Work instructions.
Find the lines that contain the word "numero" and copy each one.

[Data records]

▬▬▬

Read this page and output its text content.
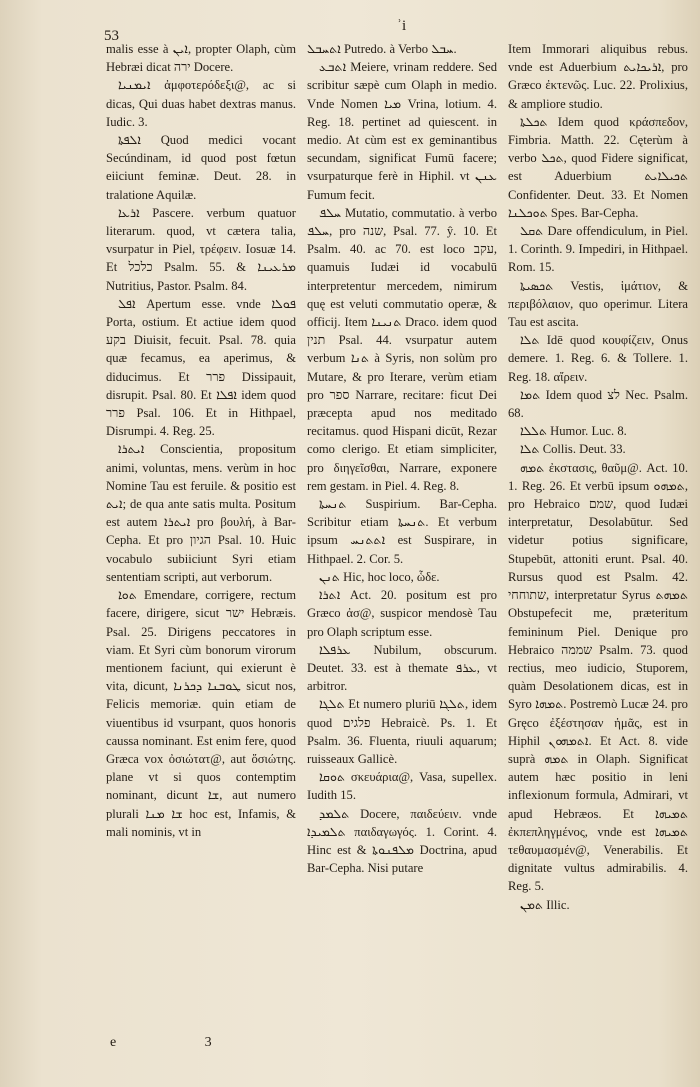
53
ʾi

malis esse à ܐܝܢ, propter Olaph, cùm Hebræi dicat ירה Docere.

ܐܝܡܢܝܐ ἀμφοτερόδεξι@, ac si dicas, Qui duas habet dextras manus. Iudic. 3.

ܐܠܦܬܐ Quod medici vocant Secúndinam, id quod post fœtun eiiciunt feminæ. Deut. 28. in tralatione Aquilæ.

ܐܪܥܐ Pascere. verbum quatuor literarum. quod, vt cætera talia, vsurpatur in Piel, τρέφειν. Iosuæ 14. Et כלכל Psalm. 55. & ܡܪܥܝܢܐ Nutritius, Pastor. Psalm. 84.

ܐܦܠ Apertum esse. vnde ܦܘܠܐ Porta, ostium. Et actiue idem quod בקע Diuisit, fecuit. Psal. 78. quia quæ fecamus, ea aperimus, & diducimus. Et פרר Dissipauit, disrupit. Psal. 80. Et ܐܦܠܐ idem quod פרר Psal. 106. Et in Hithpael, Disrumpi. 4. Reg. 25.

ܐܝܬܪܐ Conscientia, propositum animi, voluntas, mens. verùm in hoc Nomine Tau est feruile. & positio est ܐܝܬ; de qua ante satis multa. Positum est autem ܐܝܬܪܐ pro βουλή, à Bar-Cepha. Et pro הגיון Psal. 10. Huic vocabulo subiiciunt Syri etiam sententiam scripti, aut verborum.

ܬܘܐ Emendare, corrigere, rectum facere, dirigere, sicut ישר Hebræis. Psal. 25. Dirigens peccatores in viam. Et Syri cùm bonorum virorum mentionem faciunt, qui exierunt è vita, dicunt, ܛܘܒܢܐ ܕܟܪܢܐ sicut nos, Felicis memoriæ. quin etiam de viuentibus id vsurpant, quos honoris caussa nominant. Est enim fere, quod Græca vox ὀσιώτατ@, aut ὅσιώτης. plane vt si quos contemptim nominant, dicunt ܫܐ, aut numero plurali ܫܐ ܡܢܐ hoc est, Infamis, & mali nominis, vt in

ܐܬܚܒܠ Putredo. à Verbo ܚܒܠ.

ܐܬܒܥ Meiere, vrinam reddere. Sed scribitur sæpè cum Olaph in medio. Vnde Nomen ܡܝܐ Vrina, lotium. 4. Reg. 18. pertinet ad quiescent. in medio. At cùm est ex geminantibus secundam, significat Fumū facere; vsurpaturque ferè in Hiphil. vt ܥܢܢ Fumum fecit.

ܚܠܦ Mutatio, commutatio. à verbo ܚܠܦ, pro שנה, Psal. 77. ŷ. 10. Et Psalm. 40. ac 70. est loco עקב, quamuis Iudæi id vocabulū interpretentur mercedem, nimirum quę est veluti commutatio operæ, & officij. Item ܬܢܝܢܐ Draco. idem quod תנין Psal. 44. vsurpatur autem verbum ܬܢܐ à Syris, non solùm pro Mutare, & pro Iterare, verùm etiam pro ספר Narrare, recitare: ficut Dei præcepta apud nos meditado recitamus. quod Hispani dicūt, Rezar como clerigo. Et etiam simpliciter, pro διηγεῖσθαι, Narrare, exponere rem gestam. in Piel. 4. Reg. 8.

ܬܢܚܬܐ Suspirium. Bar-Cepha. Scribitur etiam ܬܢܚܬܐ. Et verbum ipsum ܐܬܬܢܚ est Suspirare, in Hithpael. 2. Cor. 5.

ܬܢܢ Hic, hoc loco, ὧδε.

ܐܬܪܐ Act. 20. positum est pro Græco ἀσ@, suspicor mendosè Tau pro Olaph scriptum esse.

ܥܪܦܠܐ Nubilum, obscurum. Deutet. 33. est à themate ܥܪܦ, vt arbitror.

ܬܠܓܐ Et numero pluriū ܬܠܓܐ, idem quod פלגים Hebraicè. Ps. 1. Et Psalm. 36. Fluenta, riuuli aquarum; ruisseaux Gallicè.

ܬܘܩܐ σκευάρια@, Vasa, supellex. Iudith 15.

ܬܠܡܕ Docere, παιδεύειν. vnde ܬܠܡܝܕܐ παιδαγωγός. 1. Corint. 4. Hinc est & ܡܠܦܢܘܬܐ Doctrina, apud Bar-Cepha. Nisi putare

Item Immorari aliquibus rebus. vnde est Aduerbium ܐܪܝܟܐܝܬ, pro Græco ἐκτενῶς. Luc. 22. Prolixius, & ampliore studio.

ܬܟܠܬܐ Idem quod κράσπεδον, Fimbria. Matth. 22. Cęterùm à verbo ܬܟܠ, quod Fidere significat, est Aduerbium ܬܟܝܠܐܝܬ Confidenter. Deut. 33. Et Nomen ܬܘܟܠܢܐ Spes. Bar-Cepha.

ܬܩܠ Dare offendiculum, in Piel. 1. Corinth. 9. Impediri, in Hithpael. Rom. 15.

ܬܟܣܝܬܐ Vestis, ἱμάτιον, & περιβόλαιον, quo operimur. Litera Tau est ascita.

ܬܠܐ Idē quod κουφίζειν, Onus demere. 1. Reg. 6. & Tollere. 1. Reg. 18. αἴρειν.

ܬܡܐ Idem quod לצ Nec. Psalm. 68.

ܬܠܠܐ Humor. Luc. 8.

ܬܠܐ Collis. Deut. 33.

ܬܡܗ ἐκστασις, θαῦμ@. Act. 10. 1. Reg. 26. Et verbū ipsum ܬܡܗܘ, pro Hebraico שמם, quod Iudæi interpretatur, Desolabūtur. Sed videtur potius significare, Stupebūt, attoniti erunt. Psal. 40. Rursus quod est Psalm. 42. שתוחחי, interpretatur Syrus ܬܡܗܬ Obstupefecit me, præteritum femininum Piel. Denique pro Hebraico שממה Psalm. 73. quod rectius, meo iudicio, Stuporem, quàm Desolationem dicas, est in Syro ܬܡܗܐ. Postremò Lucæ 24. pro Gręco ἐξέστησαν ἡμᾶς, est in Hiphil ܐܬܡܗܘܢ. Et Act. 8. vide suprà ܬܡܗ in Olaph. Significat autem hæc positio in leni inflexionum formula, Admirari, vt apud Hebræos. Et ܬܡܝܗܐ ἐκπεπληγμένος, vnde est ܬܡܝܗܐ τεθαυμασμέν@, Venerabilis. Et dignitate vultus admirabilis. 4. Reg. 5.

ܬܡܢ Illic.

e	3
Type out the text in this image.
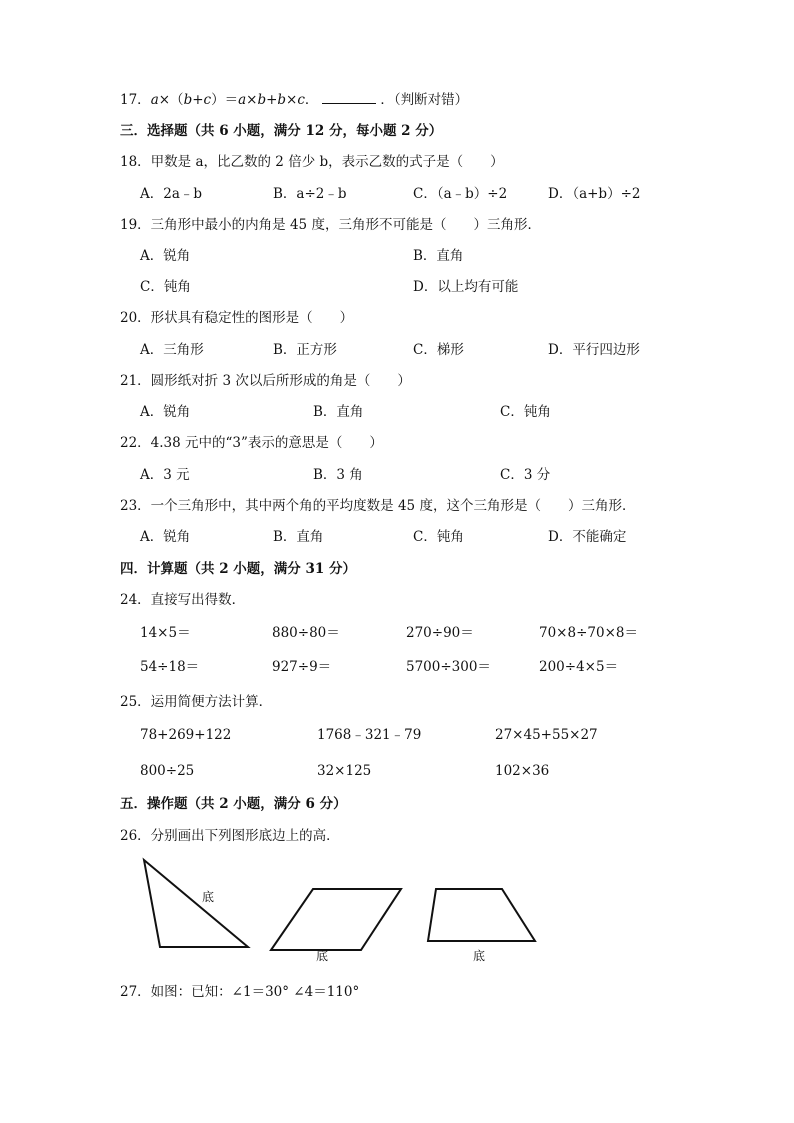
17．a×（b+c）＝a×b+b×c．	．（判断对错）
三．选择题（共 6 小题，满分 12 分，每小题 2 分）
18．甲数是 a，比乙数的 2 倍少 b，表示乙数的式子是（　　）
A．2a﹣b	B．a÷2﹣b	C．（a﹣b）÷2	D．（a+b）÷2
19．三角形中最小的内角是 45 度，三角形不可能是（　　）三角形．
A．锐角	B．直角
C．钝角	D．以上均有可能
20．形状具有稳定性的图形是（　　）
A．三角形	B．正方形	C．梯形	D．平行四边形
21．圆形纸对折 3 次以后所形成的角是（　　）
A．锐角	B．直角	C．钝角
22．4.38 元中的“3”表示的意思是（　　）
A．3 元	B．3 角	C．3 分
23．一个三角形中，其中两个角的平均度数是 45 度，这个三角形是（　　）三角形．
A．锐角	B．直角	C．钝角	D．不能确定
四．计算题（共 2 小题，满分 31 分）
24．直接写出得数．
14×5＝	880÷80＝	270÷90＝	70×8÷70×8＝
54÷18＝	927÷9＝	5700÷300＝	200÷4×5＝
25．运用简便方法计算．
78+269+122	1768﹣321﹣79	27×45+55×27
800÷25	32×125	102×36
五．操作题（共 2 小题，满分 6 分）
26．分别画出下列图形底边上的高．
底
底	底
27．如图：已知：∠1＝30° ∠4＝110°
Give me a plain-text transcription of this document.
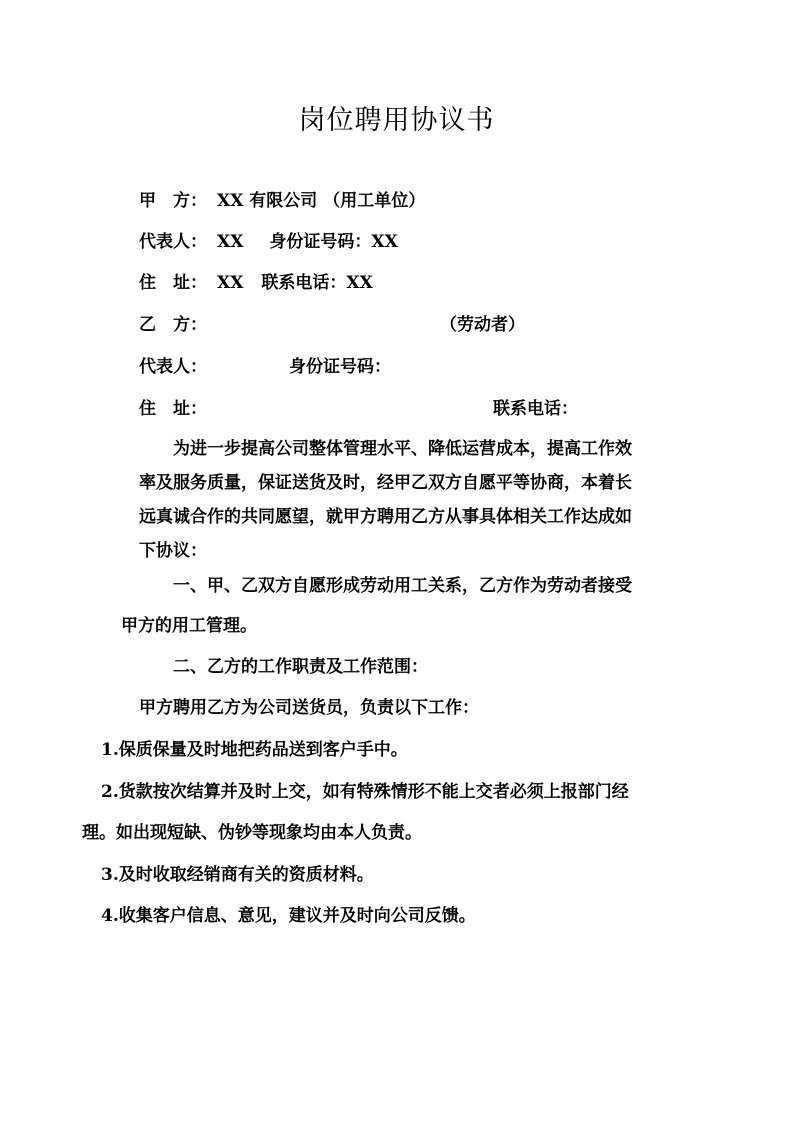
岗位聘用协议书
甲　方： XX 有限公司 （用工单位）
代表人： XX 身份证号码：XX
住　址： XX 联系电话：XX
乙　方：	（劳动者）
代表人：	身份证号码：
住　址：	联系电话：
为进一步提高公司整体管理水平、降低运营成本，提高工作效
率及服务质量，保证送货及时，经甲乙双方自愿平等协商，本着长
远真诚合作的共同愿望，就甲方聘用乙方从事具体相关工作达成如
下协议：
一、甲、乙双方自愿形成劳动用工关系，乙方作为劳动者接受
甲方的用工管理。
二、乙方的工作职责及工作范围：
甲方聘用乙方为公司送货员，负责以下工作：
1.保质保量及时地把药品送到客户手中。
2.货款按次结算并及时上交，如有特殊情形不能上交者必须上报部门经
理。如出现短缺、伪钞等现象均由本人负责。
3.及时收取经销商有关的资质材料。
4.收集客户信息、意见，建议并及时向公司反馈。
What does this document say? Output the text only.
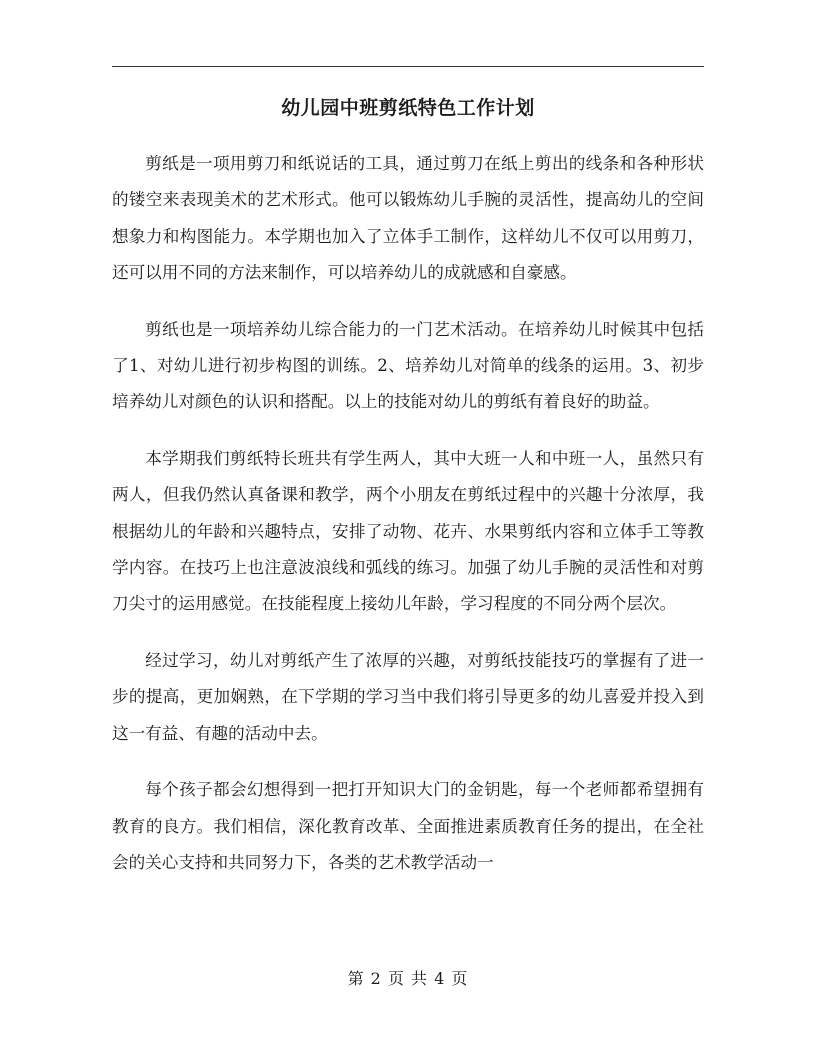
幼儿园中班剪纸特色工作计划

剪纸是一项用剪刀和纸说话的工具，通过剪刀在纸上剪出的线条和各种形状的镂空来表现美术的艺术形式。他可以锻炼幼儿手腕的灵活性，提高幼儿的空间想象力和构图能力。本学期也加入了立体手工制作，这样幼儿不仅可以用剪刀，还可以用不同的方法来制作，可以培养幼儿的成就感和自豪感。

剪纸也是一项培养幼儿综合能力的一门艺术活动。在培养幼儿时候其中包括了1、对幼儿进行初步构图的训练。2、培养幼儿对简单的线条的运用。3、初步培养幼儿对颜色的认识和搭配。以上的技能对幼儿的剪纸有着良好的助益。

本学期我们剪纸特长班共有学生两人，其中大班一人和中班一人，虽然只有两人，但我仍然认真备课和教学，两个小朋友在剪纸过程中的兴趣十分浓厚，我根据幼儿的年龄和兴趣特点，安排了动物、花卉、水果剪纸内容和立体手工等教学内容。在技巧上也注意波浪线和弧线的练习。加强了幼儿手腕的灵活性和对剪刀尖寸的运用感觉。在技能程度上接幼儿年龄，学习程度的不同分两个层次。

经过学习，幼儿对剪纸产生了浓厚的兴趣，对剪纸技能技巧的掌握有了进一步的提高，更加娴熟，在下学期的学习当中我们将引导更多的幼儿喜爱并投入到这一有益、有趣的活动中去。

每个孩子都会幻想得到一把打开知识大门的金钥匙，每一个老师都希望拥有教育的良方。我们相信，深化教育改革、全面推进素质教育任务的提出，在全社会的关心支持和共同努力下，各类的艺术教学活动一

第 2 页 共 4 页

▬▬▬

Result below.
ܬܘܐ Emendare, corrigere, rectum facere, dirigere, sicut ישר Hebræis. Psal. 25. Dirigens peccatores in viam. Et Syri cùm bonorum virorum mentionem faciunt, qui exierunt è vita, dicunt, ܛܘܒܢܐ ܕܟܪܢܐ sicut nos, Felicis memoriæ. quin etiam de viuentibus id vsurpant, quos honoris caussa nominant. Est enim fere, quod Græca vox ὀσιώτατ@, aut ὅσιώτης. plane vt si quos contemptim nominant, dicunt ܫܐ, aut numero plurali ܫܐ ܡܢܐ hoc est, Infamis, & mali nominis, vt in
ܬܠܓܐ Et numero pluriū ܬܠܓܐ, idem quod פלגים Hebraicè. Ps. 1. Et Psalm. 36. Fluenta, riuuli aquarum; ruisseaux Gallicè.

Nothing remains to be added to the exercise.